_DATA FOR THE TASK_
· · · · ·
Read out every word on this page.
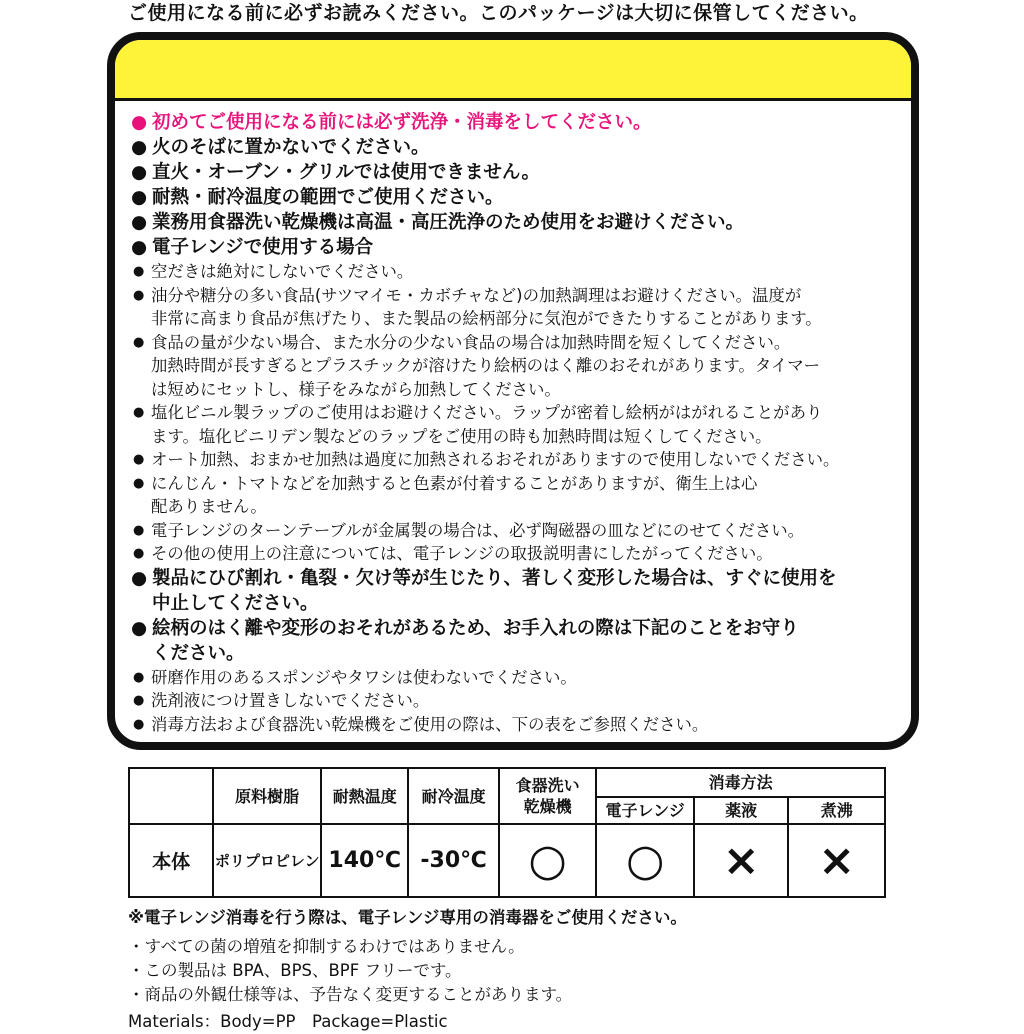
ご使用になる前に必ずお読みください。このパッケージは大切に保管してください。
● 初めてご使用になる前には必ず洗浄・消毒をしてください。
● 火のそばに置かないでください。
● 直火・オーブン・グリルでは使用できません。
● 耐熱・耐冷温度の範囲でご使用ください。
● 業務用食器洗い乾燥機は高温・高圧洗浄のため使用をお避けください。
● 電子レンジで使用する場合
● 空だきは絶対にしないでください。
● 油分や糖分の多い食品(サツマイモ・カボチャなど)の加熱調理はお避けください。温度が
非常に高まり食品が焦げたり、また製品の絵柄部分に気泡ができたりすることがあります。
● 食品の量が少ない場合、また水分の少ない食品の場合は加熱時間を短くしてください。
加熱時間が長すぎるとプラスチックが溶けたり絵柄のはく離のおそれがあります。タイマー
は短めにセットし、様子をみながら加熱してください。
● 塩化ビニル製ラップのご使用はお避けください。ラップが密着し絵柄がはがれることがあり
ます。塩化ビニリデン製などのラップをご使用の時も加熱時間は短くしてください。
● オート加熱、おまかせ加熱は過度に加熱されるおそれがありますので使用しないでください。
● にんじん・トマトなどを加熱すると色素が付着することがありますが、衛生上は心
配ありません。
● 電子レンジのターンテーブルが金属製の場合は、必ず陶磁器の皿などにのせてください。
● その他の使用上の注意については、電子レンジの取扱説明書にしたがってください。
● 製品にひび割れ・亀裂・欠け等が生じたり、著しく変形した場合は、すぐに使用を
中止してください。
● 絵柄のはく離や変形のおそれがあるため、お手入れの際は下記のことをお守り
ください。
● 研磨作用のあるスポンジやタワシは使わないでください。
● 洗剤液につけ置きしないでください。
● 消毒方法および食器洗い乾燥機をご使用の際は、下の表をご参照ください。
	原料樹脂	耐熱温度	耐冷温度	食器洗い
乾燥機	消毒方法		
					電子レンジ	薬液	煮沸
本体	ポリプロピレン	140℃	-30℃	○	○	×	×
※電子レンジ消毒を行う際は、電子レンジ専用の消毒器をご使用ください。
・すべての菌の増殖を抑制するわけではありません。
・この製品は BPA、BPS、BPF フリーです。
・商品の外観仕様等は、予告なく変更することがあります。
Materials：Body=PP　Package=Plastic
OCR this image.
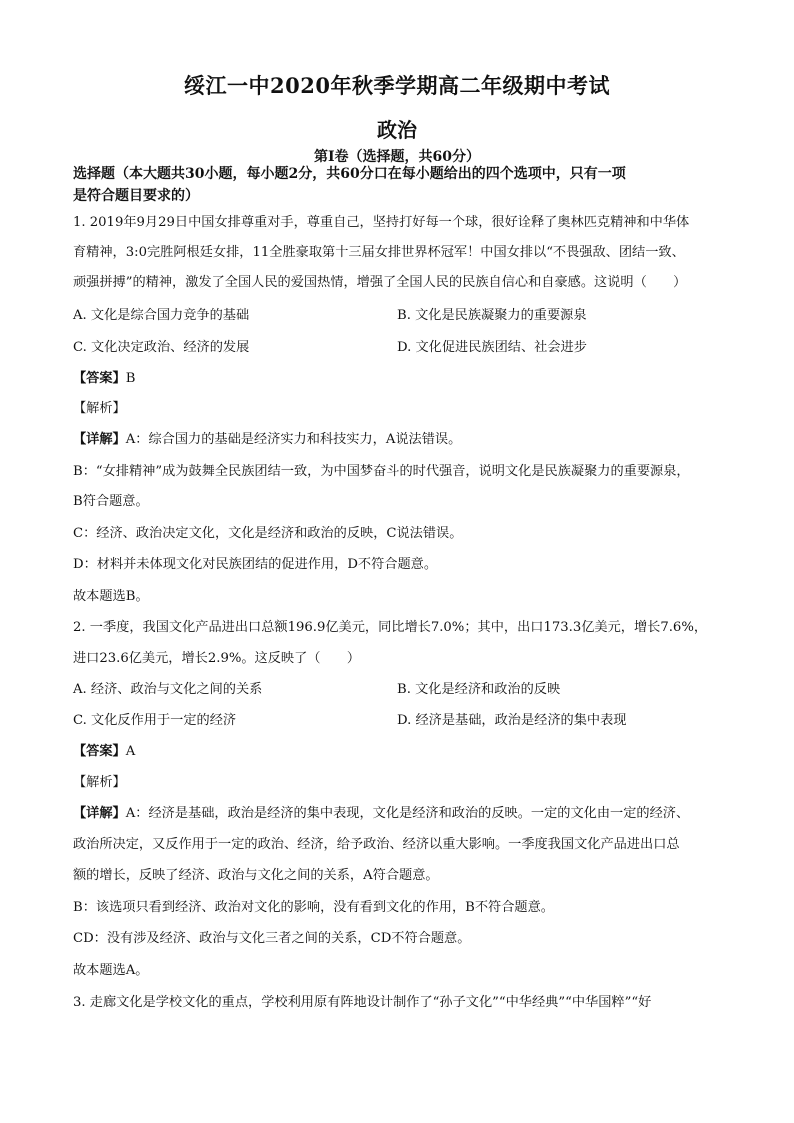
绥江一中2020年秋季学期高二年级期中考试
政治
第Ⅰ卷（选择题，共60分）
选择题（本大题共30小题，每小题2分，共60分口在每小题给出的四个选项中，只有一项
是符合题目要求的）
1. 2019年9月29日中国女排尊重对手，尊重自己，坚持打好每一个球，很好诠释了奥林匹克精神和中华体
育精神，3:0完胜阿根廷女排，11全胜豪取第十三届女排世界杯冠军！中国女排以“不畏强敌、团结一致、
顽强拼搏”的精神，激发了全国人民的爱国热情，增强了全国人民的民族自信心和自豪感。这说明（　　）
A. 文化是综合国力竞争的基础	B. 文化是民族凝聚力的重要源泉
C. 文化决定政治、经济的发展	D. 文化促进民族团结、社会进步
【答案】B
【解析】
【详解】A：综合国力的基础是经济实力和科技实力，A说法错误。
B：“女排精神”成为鼓舞全民族团结一致，为中国梦奋斗的时代强音，说明文化是民族凝聚力的重要源泉，
B符合题意。
C：经济、政治决定文化，文化是经济和政治的反映，C说法错误。
D：材料并未体现文化对民族团结的促进作用，D不符合题意。
故本题选B。
2. 一季度，我国文化产品进出口总额196.9亿美元，同比增长7.0%；其中，出口173.3亿美元，增长7.6%，
进口23.6亿美元，增长2.9%。这反映了（　　）
A. 经济、政治与文化之间的关系	B. 文化是经济和政治的反映
C. 文化反作用于一定的经济	D. 经济是基础，政治是经济的集中表现
【答案】A
【解析】
【详解】A：经济是基础，政治是经济的集中表现，文化是经济和政治的反映。一定的文化由一定的经济、
政治所决定，又反作用于一定的政治、经济，给予政治、经济以重大影响。一季度我国文化产品进出口总
额的增长，反映了经济、政治与文化之间的关系，A符合题意。
B：该选项只看到经济、政治对文化的影响，没有看到文化的作用，B不符合题意。
CD：没有涉及经济、政治与文化三者之间的关系，CD不符合题意。
故本题选A。
3. 走廊文化是学校文化的重点，学校利用原有阵地设计制作了“孙子文化”“中华经典”“中华国粹”“好
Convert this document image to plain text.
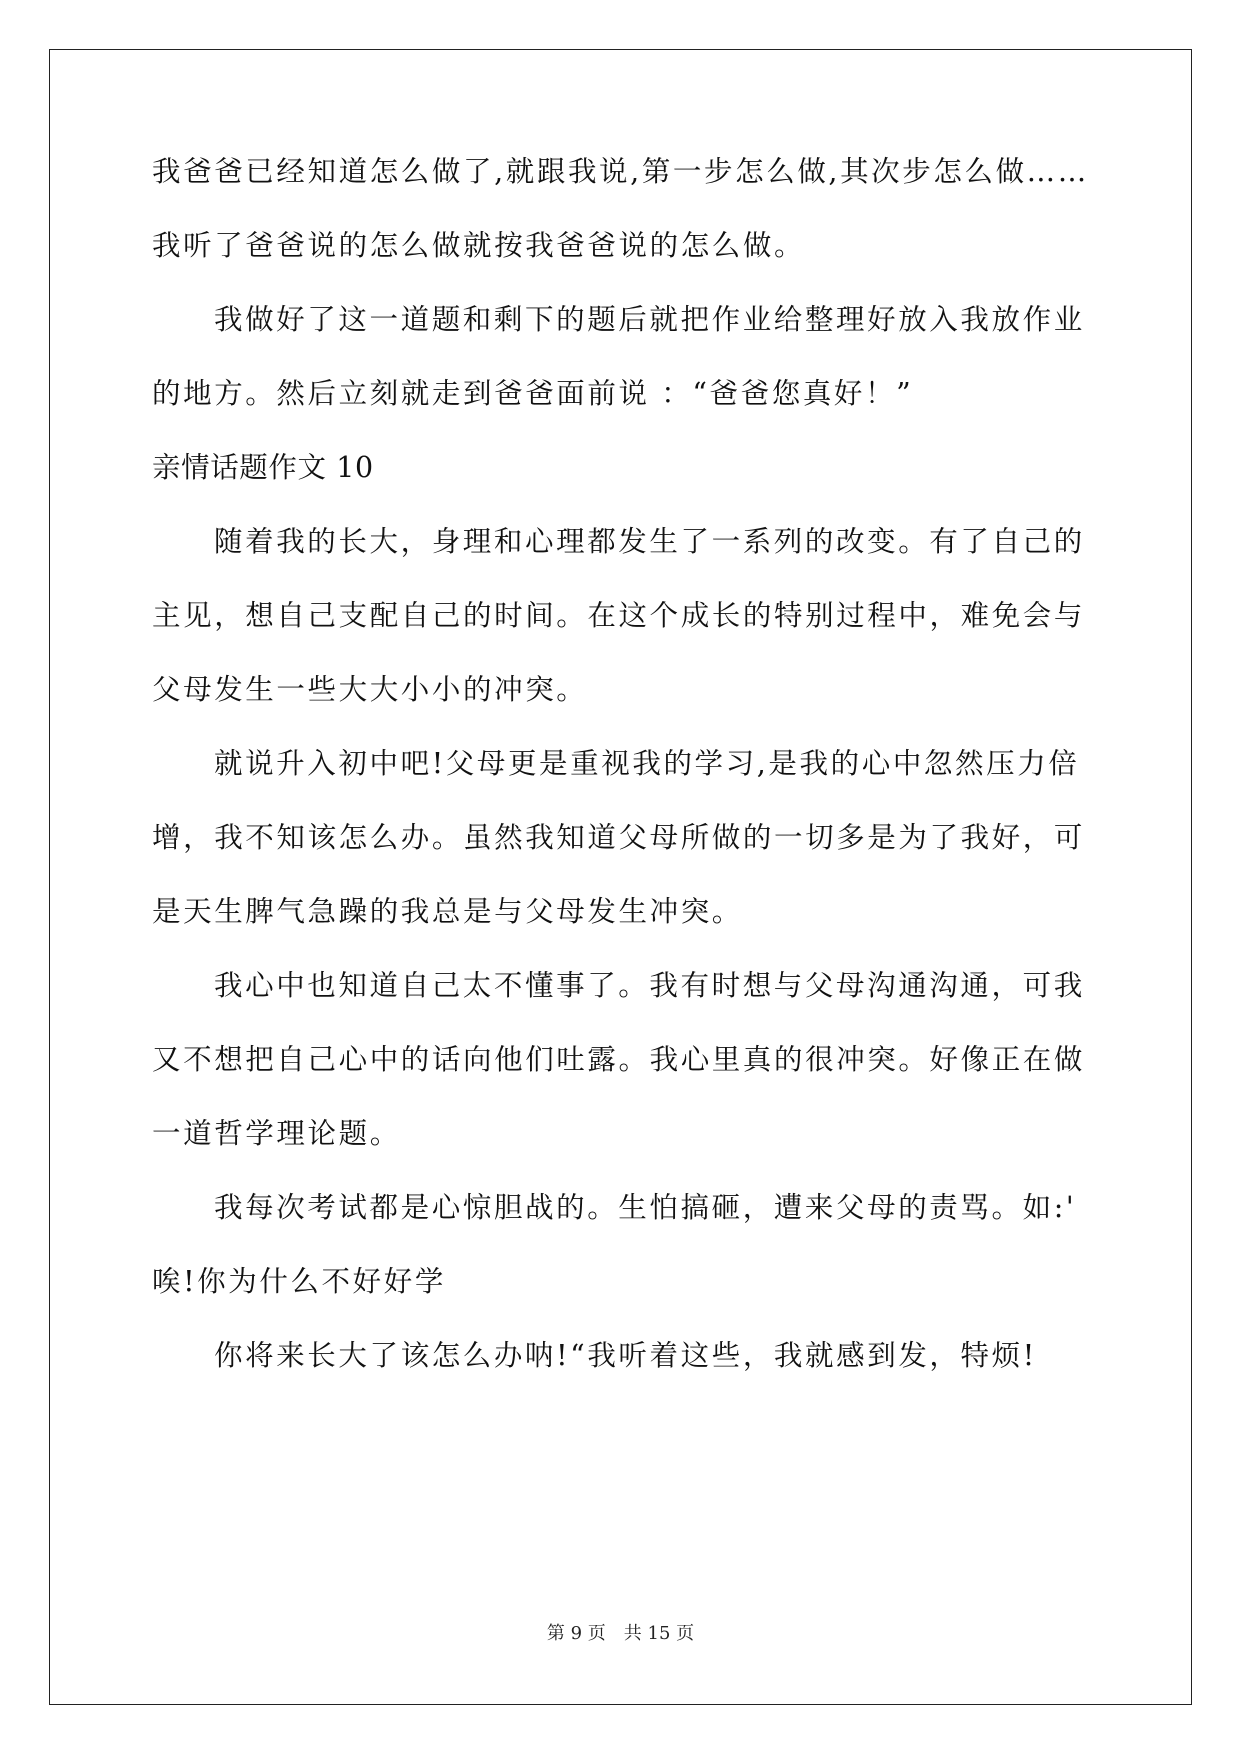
我爸爸已经知道怎么做了,就跟我说,第一步怎么做,其次步怎么做……
我听了爸爸说的怎么做就按我爸爸说的怎么做。
我做好了这一道题和剩下的题后就把作业给整理好放入我放作业
的地方。然后立刻就走到爸爸面前说 ：“爸爸您真好！”
亲情话题作文 10
随着我的长大，身理和心理都发生了一系列的改变。有了自己的
主见，想自己支配自己的时间。在这个成长的特别过程中，难免会与
父母发生一些大大小小的冲突。
就说升入初中吧!父母更是重视我的学习,是我的心中忽然压力倍
增，我不知该怎么办。虽然我知道父母所做的一切多是为了我好，可
是天生脾气急躁的我总是与父母发生冲突。
我心中也知道自己太不懂事了。我有时想与父母沟通沟通，可我
又不想把自己心中的话向他们吐露。我心里真的很冲突。好像正在做
一道哲学理论题。
我每次考试都是心惊胆战的。生怕搞砸，遭来父母的责骂。如:'
唉!你为什么不好好学
你将来长大了该怎么办呐!“我听着这些，我就感到发，特烦!
第 9 页　共 15 页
· · · · ·
_EXERCISE GOAL_
Leave the pictures out. Extract exactly the lines running from the one with "Convert this document image to plain text." through the last entry, both ends included.

_EXERCISE RESPONSE_
Convert this document image to plain text.
我爸爸已经知道怎么做了,就跟我说,第一步怎么做,其次步怎么做……
我听了爸爸说的怎么做就按我爸爸说的怎么做。
我做好了这一道题和剩下的题后就把作业给整理好放入我放作业
的地方。然后立刻就走到爸爸面前说 ：“爸爸您真好！”
亲情话题作文 10
随着我的长大，身理和心理都发生了一系列的改变。有了自己的
主见，想自己支配自己的时间。在这个成长的特别过程中，难免会与
父母发生一些大大小小的冲突。
就说升入初中吧!父母更是重视我的学习,是我的心中忽然压力倍
增，我不知该怎么办。虽然我知道父母所做的一切多是为了我好，可
是天生脾气急躁的我总是与父母发生冲突。
我心中也知道自己太不懂事了。我有时想与父母沟通沟通，可我
又不想把自己心中的话向他们吐露。我心里真的很冲突。好像正在做
一道哲学理论题。
我每次考试都是心惊胆战的。生怕搞砸，遭来父母的责骂。如:'
唉!你为什么不好好学
你将来长大了该怎么办呐!“我听着这些，我就感到发，特烦!
第 9 页　共 15 页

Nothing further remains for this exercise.